** START Records to process **

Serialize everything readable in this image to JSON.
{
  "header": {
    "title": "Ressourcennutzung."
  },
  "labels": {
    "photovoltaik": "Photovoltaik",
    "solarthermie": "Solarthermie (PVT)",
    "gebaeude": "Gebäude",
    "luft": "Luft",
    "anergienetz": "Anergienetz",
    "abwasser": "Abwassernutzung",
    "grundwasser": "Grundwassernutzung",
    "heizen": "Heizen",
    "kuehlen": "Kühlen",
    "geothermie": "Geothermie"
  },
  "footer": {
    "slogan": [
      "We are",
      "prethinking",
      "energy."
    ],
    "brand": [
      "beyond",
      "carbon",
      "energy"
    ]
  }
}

** END Records to process **

**Directions**
Every line above should be retyped exactly as given.

**Response to the exercise**
Serialize everything readable in this image to JSON.
{
  "header": {
    "title": "Ressourcennutzung."
  },
  "labels": {
    "photovoltaik": "Photovoltaik",
    "solarthermie": "Solarthermie (PVT)",
    "gebaeude": "Gebäude",
    "luft": "Luft",
    "anergienetz": "Anergienetz",
    "abwasser": "Abwassernutzung",
    "grundwasser": "Grundwassernutzung",
    "heizen": "Heizen",
    "kuehlen": "Kühlen",
    "geothermie": "Geothermie"
  },
  "footer": {
    "slogan": [
      "We are",
      "prethinking",
      "energy."
    ],
    "brand": [
      "beyond",
      "carbon",
      "energy"
    ]
  }
}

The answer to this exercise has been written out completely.